Records from a dataset
— START —

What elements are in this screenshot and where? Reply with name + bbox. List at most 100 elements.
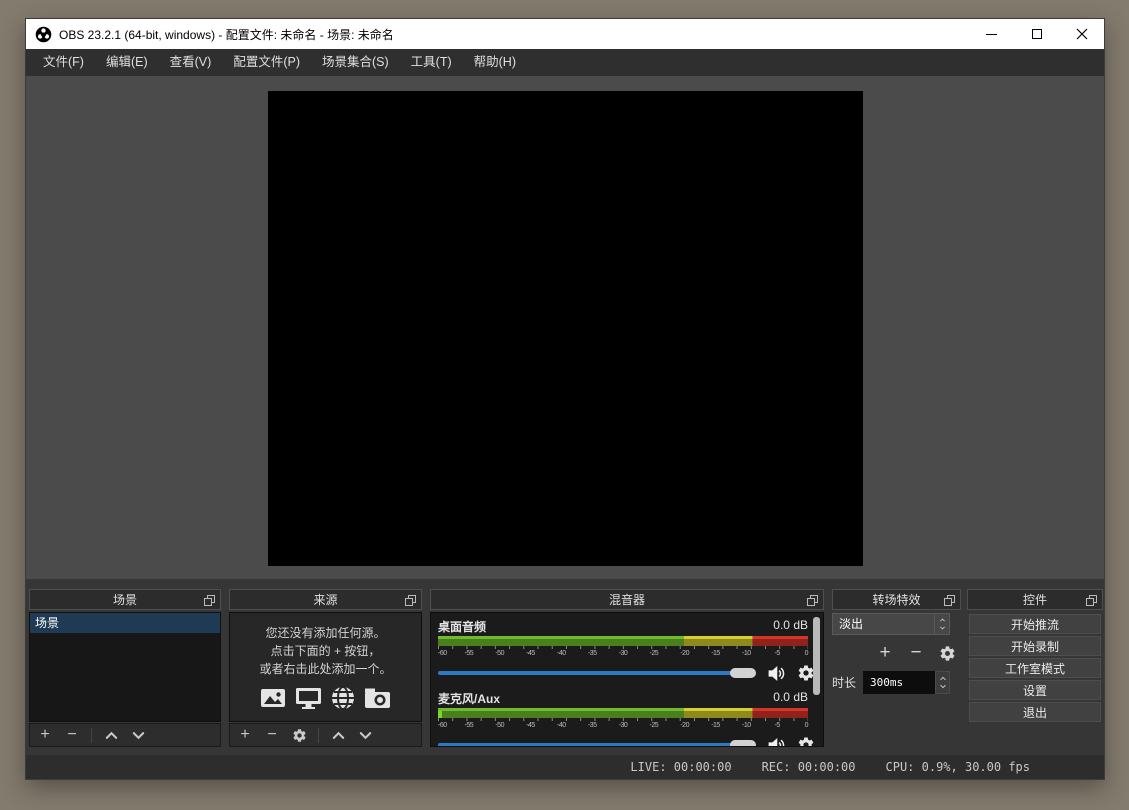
start-streaming-button[interactable]: 开始推流	[969, 614, 1101, 634]
volume-slider[interactable]	[438, 665, 756, 681]
display-icon	[295, 686, 322, 710]
transition-duration-row: 时长 300ms	[832, 671, 961, 694]
popout-icon[interactable]	[807, 595, 818, 606]
add-icon[interactable]: +	[237, 727, 253, 743]
scenes-panel-title: 场景	[113, 591, 137, 608]
duration-spinner[interactable]	[935, 671, 950, 694]
meter-tick-labels: -60-55-50-45-40-35-30-25-20-15-10-50	[438, 722, 808, 731]
maximize-icon[interactable]	[1014, 19, 1059, 49]
mute-speaker-icon[interactable]	[766, 736, 786, 747]
sources-toolbar: + −	[229, 723, 422, 747]
dock-zone: 场景 场景 + − 来源 您还没有添加任何源。 点击下面的 + 按钮，	[26, 579, 1104, 755]
workspace	[26, 76, 1104, 579]
channel-settings-gear-icon[interactable]	[796, 736, 816, 747]
settings-button[interactable]: 设置	[969, 680, 1101, 700]
remove-icon[interactable]: −	[64, 727, 80, 743]
rec-time: REC: 00:00:00	[762, 760, 856, 774]
mixer-panel-title: 混音器	[609, 591, 645, 608]
sources-empty-area[interactable]: 您还没有添加任何源。 点击下面的 + 按钮， 或者右击此处添加一个。	[229, 612, 422, 722]
window-title: OBS 23.2.1 (64-bit, windows) - 配置文件: 未命名…	[59, 26, 394, 43]
image-icon	[260, 686, 286, 710]
close-icon[interactable]	[1059, 19, 1104, 49]
popout-icon[interactable]	[405, 595, 416, 606]
combo-spinner-icons[interactable]	[934, 614, 949, 634]
controls-panel: 控件 开始推流 开始录制 工作室模式 设置 退出	[967, 589, 1103, 722]
mixer-panel: 混音器 桌面音频 0.0 dB -60-55-50-45-40-35-30-25…	[430, 589, 824, 747]
status-bar: LIVE: 00:00:00 REC: 00:00:00 CPU: 0.9%, …	[26, 755, 1104, 779]
meter-input-level	[438, 708, 442, 718]
preview-canvas	[268, 91, 863, 566]
move-up-icon[interactable]	[103, 727, 119, 743]
volume-meter	[438, 708, 808, 718]
channel-level-db: 0.0 dB	[773, 618, 808, 635]
channel-level-db: 0.0 dB	[773, 690, 808, 707]
exit-button[interactable]: 退出	[969, 702, 1101, 722]
sources-panel-header: 来源	[229, 589, 422, 610]
popout-icon[interactable]	[1086, 595, 1097, 606]
remove-transition-icon[interactable]: −	[907, 644, 925, 662]
controls-panel-header: 控件	[967, 589, 1103, 610]
move-down-icon[interactable]	[357, 727, 373, 743]
transition-select[interactable]: 淡出	[832, 613, 950, 635]
scene-list-item[interactable]: 场景	[30, 613, 220, 633]
start-recording-button[interactable]: 开始录制	[969, 636, 1101, 656]
chevron-up-icon	[938, 617, 947, 623]
minimize-icon[interactable]	[969, 19, 1014, 49]
studio-mode-button[interactable]: 工作室模式	[969, 658, 1101, 678]
menu-help[interactable]: 帮助(H)	[463, 49, 527, 76]
scenes-toolbar: + −	[29, 723, 221, 747]
camera-icon	[364, 686, 391, 710]
volume-slider-handle[interactable]	[730, 668, 756, 678]
transitions-panel: 转场特效 淡出 + − 时长 300ms	[832, 589, 961, 694]
channel-name: 麦克风/Aux	[438, 690, 500, 707]
add-transition-icon[interactable]: +	[876, 644, 894, 662]
obs-window: OBS 23.2.1 (64-bit, windows) - 配置文件: 未命名…	[25, 18, 1105, 780]
mixer-content: 桌面音频 0.0 dB -60-55-50-45-40-35-30-25-20-…	[430, 612, 824, 747]
transition-selected-value: 淡出	[833, 614, 934, 634]
chevron-up-icon	[938, 675, 948, 682]
popout-icon[interactable]	[944, 595, 955, 606]
menu-edit[interactable]: 编辑(E)	[95, 49, 159, 76]
duration-input[interactable]: 300ms	[863, 671, 935, 694]
mute-speaker-icon[interactable]	[766, 664, 786, 682]
sources-panel: 来源 您还没有添加任何源。 点击下面的 + 按钮， 或者右击此处添加一个。	[229, 589, 422, 747]
menu-view[interactable]: 查看(V)	[159, 49, 223, 76]
cpu-fps-stats: CPU: 0.9%, 30.00 fps	[886, 760, 1031, 774]
channel-name: 桌面音频	[438, 618, 486, 635]
menu-scene-collection[interactable]: 场景集合(S)	[311, 49, 400, 76]
move-down-icon[interactable]	[130, 727, 146, 743]
add-icon[interactable]: +	[37, 727, 53, 743]
volume-slider[interactable]	[438, 737, 756, 747]
menu-tools[interactable]: 工具(T)	[400, 49, 463, 76]
mixer-channel-desktop-audio: 桌面音频 0.0 dB -60-55-50-45-40-35-30-25-20-…	[438, 618, 823, 682]
move-up-icon[interactable]	[330, 727, 346, 743]
menu-file[interactable]: 文件(F)	[32, 49, 95, 76]
sources-empty-line: 点击下面的 + 按钮，	[271, 643, 381, 660]
properties-gear-icon[interactable]	[291, 727, 307, 743]
meter-tickmarks	[438, 718, 808, 721]
duration-label: 时长	[832, 674, 856, 691]
chevron-down-icon	[938, 625, 947, 631]
transitions-panel-title: 转场特效	[872, 591, 920, 608]
window-controls	[969, 19, 1104, 49]
scene-list: 场景	[29, 612, 221, 722]
toolbar-divider	[91, 728, 92, 743]
live-time: LIVE: 00:00:00	[630, 760, 731, 774]
source-type-icons	[260, 686, 391, 710]
meter-tickmarks	[438, 646, 808, 649]
remove-icon[interactable]: −	[264, 727, 280, 743]
volume-slider-handle[interactable]	[730, 740, 756, 747]
sources-empty-line: 您还没有添加任何源。	[265, 625, 385, 642]
scenes-panel-header: 场景	[29, 589, 221, 610]
meter-tick-labels: -60-55-50-45-40-35-30-25-20-15-10-50	[438, 650, 808, 659]
sources-panel-title: 来源	[313, 591, 337, 608]
transition-properties-gear-icon[interactable]	[938, 644, 956, 662]
menu-bar: 文件(F) 编辑(E) 查看(V) 配置文件(P) 场景集合(S) 工具(T) …	[26, 49, 1104, 76]
sources-empty-line: 或者右击此处添加一个。	[259, 661, 391, 678]
popout-icon[interactable]	[204, 595, 215, 606]
mixer-scrollbar[interactable]	[813, 617, 820, 695]
volume-meter	[438, 636, 808, 646]
toolbar-divider	[318, 728, 319, 743]
controls-panel-title: 控件	[1023, 591, 1047, 608]
menu-profile[interactable]: 配置文件(P)	[222, 49, 311, 76]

— END —

§ **Task description**: Reproduce every one of the items above word for word, leaving the pictures out of your answer.

§ **Exercise solution**:
What elements are in this screenshot and where? Reply with name + bbox. List at most 100 elements.
start-streaming-button[interactable]: 开始推流	[969, 614, 1101, 634]
volume-slider[interactable]	[438, 665, 756, 681]
display-icon	[295, 686, 322, 710]
transition-duration-row: 时长 300ms	[832, 671, 961, 694]
popout-icon[interactable]	[807, 595, 818, 606]
add-icon[interactable]: +	[237, 727, 253, 743]
scenes-panel-title: 场景	[113, 591, 137, 608]
duration-spinner[interactable]	[935, 671, 950, 694]
meter-tick-labels: -60-55-50-45-40-35-30-25-20-15-10-50	[438, 722, 808, 731]
maximize-icon[interactable]	[1014, 19, 1059, 49]
mute-speaker-icon[interactable]	[766, 736, 786, 747]
sources-toolbar: + −	[229, 723, 422, 747]
dock-zone: 场景 场景 + − 来源 您还没有添加任何源。 点击下面的 + 按钮，	[26, 579, 1104, 755]
workspace	[26, 76, 1104, 579]
channel-settings-gear-icon[interactable]	[796, 736, 816, 747]
settings-button[interactable]: 设置	[969, 680, 1101, 700]
remove-icon[interactable]: −	[64, 727, 80, 743]
rec-time: REC: 00:00:00	[762, 760, 856, 774]
mixer-panel-title: 混音器	[609, 591, 645, 608]
sources-empty-area[interactable]: 您还没有添加任何源。 点击下面的 + 按钮， 或者右击此处添加一个。	[229, 612, 422, 722]
window-title: OBS 23.2.1 (64-bit, windows) - 配置文件: 未命名…	[59, 26, 394, 43]
image-icon	[260, 686, 286, 710]
close-icon[interactable]	[1059, 19, 1104, 49]
popout-icon[interactable]	[405, 595, 416, 606]
combo-spinner-icons[interactable]	[934, 614, 949, 634]
controls-panel: 控件 开始推流 开始录制 工作室模式 设置 退出	[967, 589, 1103, 722]
mixer-panel: 混音器 桌面音频 0.0 dB -60-55-50-45-40-35-30-25…	[430, 589, 824, 747]
status-bar: LIVE: 00:00:00 REC: 00:00:00 CPU: 0.9%, …	[26, 755, 1104, 779]
meter-input-level	[438, 708, 442, 718]
preview-canvas	[268, 91, 863, 566]
move-up-icon[interactable]	[103, 727, 119, 743]
volume-meter	[438, 708, 808, 718]
channel-level-db: 0.0 dB	[773, 618, 808, 635]
channel-level-db: 0.0 dB	[773, 690, 808, 707]
exit-button[interactable]: 退出	[969, 702, 1101, 722]
sources-panel-header: 来源	[229, 589, 422, 610]
popout-icon[interactable]	[1086, 595, 1097, 606]
remove-transition-icon[interactable]: −	[907, 644, 925, 662]
controls-panel-header: 控件	[967, 589, 1103, 610]
move-down-icon[interactable]	[357, 727, 373, 743]
transition-select[interactable]: 淡出	[832, 613, 950, 635]
scene-list-item[interactable]: 场景	[30, 613, 220, 633]
start-recording-button[interactable]: 开始录制	[969, 636, 1101, 656]
chevron-up-icon	[938, 617, 947, 623]
minimize-icon[interactable]	[969, 19, 1014, 49]
studio-mode-button[interactable]: 工作室模式	[969, 658, 1101, 678]
menu-help[interactable]: 帮助(H)	[463, 49, 527, 76]
scenes-toolbar: + −	[29, 723, 221, 747]
camera-icon	[364, 686, 391, 710]
volume-slider-handle[interactable]	[730, 668, 756, 678]
transitions-panel: 转场特效 淡出 + − 时长 300ms	[832, 589, 961, 694]
channel-name: 麦克风/Aux	[438, 690, 500, 707]
add-transition-icon[interactable]: +	[876, 644, 894, 662]
obs-window: OBS 23.2.1 (64-bit, windows) - 配置文件: 未命名…	[25, 18, 1105, 780]
mixer-content: 桌面音频 0.0 dB -60-55-50-45-40-35-30-25-20-…	[430, 612, 824, 747]
transition-selected-value: 淡出	[833, 614, 934, 634]
chevron-up-icon	[938, 675, 948, 682]
popout-icon[interactable]	[944, 595, 955, 606]
menu-edit[interactable]: 编辑(E)	[95, 49, 159, 76]
duration-input[interactable]: 300ms	[863, 671, 935, 694]
mute-speaker-icon[interactable]	[766, 664, 786, 682]
sources-panel: 来源 您还没有添加任何源。 点击下面的 + 按钮， 或者右击此处添加一个。	[229, 589, 422, 747]
menu-view[interactable]: 查看(V)	[159, 49, 223, 76]
cpu-fps-stats: CPU: 0.9%, 30.00 fps	[886, 760, 1031, 774]
channel-name: 桌面音频	[438, 618, 486, 635]
menu-scene-collection[interactable]: 场景集合(S)	[311, 49, 400, 76]
move-down-icon[interactable]	[130, 727, 146, 743]
add-icon[interactable]: +	[37, 727, 53, 743]
volume-slider[interactable]	[438, 737, 756, 747]
menu-tools[interactable]: 工具(T)	[400, 49, 463, 76]
mixer-channel-desktop-audio: 桌面音频 0.0 dB -60-55-50-45-40-35-30-25-20-…	[438, 618, 823, 682]
move-up-icon[interactable]	[330, 727, 346, 743]
menu-file[interactable]: 文件(F)	[32, 49, 95, 76]
sources-empty-line: 点击下面的 + 按钮，	[271, 643, 381, 660]
properties-gear-icon[interactable]	[291, 727, 307, 743]
meter-tickmarks	[438, 718, 808, 721]
duration-label: 时长	[832, 674, 856, 691]
chevron-down-icon	[938, 625, 947, 631]
transitions-panel-title: 转场特效	[872, 591, 920, 608]
window-controls	[969, 19, 1104, 49]
scene-list: 场景	[29, 612, 221, 722]
toolbar-divider	[91, 728, 92, 743]
live-time: LIVE: 00:00:00	[630, 760, 731, 774]
source-type-icons	[260, 686, 391, 710]
meter-tickmarks	[438, 646, 808, 649]
remove-icon[interactable]: −	[264, 727, 280, 743]
volume-slider-handle[interactable]	[730, 740, 756, 747]
sources-empty-line: 您还没有添加任何源。	[265, 625, 385, 642]
scenes-panel-header: 场景	[29, 589, 221, 610]
meter-tick-labels: -60-55-50-45-40-35-30-25-20-15-10-50	[438, 650, 808, 659]
sources-panel-title: 来源	[313, 591, 337, 608]
transition-properties-gear-icon[interactable]	[938, 644, 956, 662]
menu-bar: 文件(F) 编辑(E) 查看(V) 配置文件(P) 场景集合(S) 工具(T) …	[26, 49, 1104, 76]
sources-empty-line: 或者右击此处添加一个。	[259, 661, 391, 678]
popout-icon[interactable]	[204, 595, 215, 606]
mixer-scrollbar[interactable]	[813, 617, 820, 695]
volume-meter	[438, 636, 808, 646]
toolbar-divider	[318, 728, 319, 743]
controls-panel-title: 控件	[1023, 591, 1047, 608]
menu-profile[interactable]: 配置文件(P)	[222, 49, 311, 76]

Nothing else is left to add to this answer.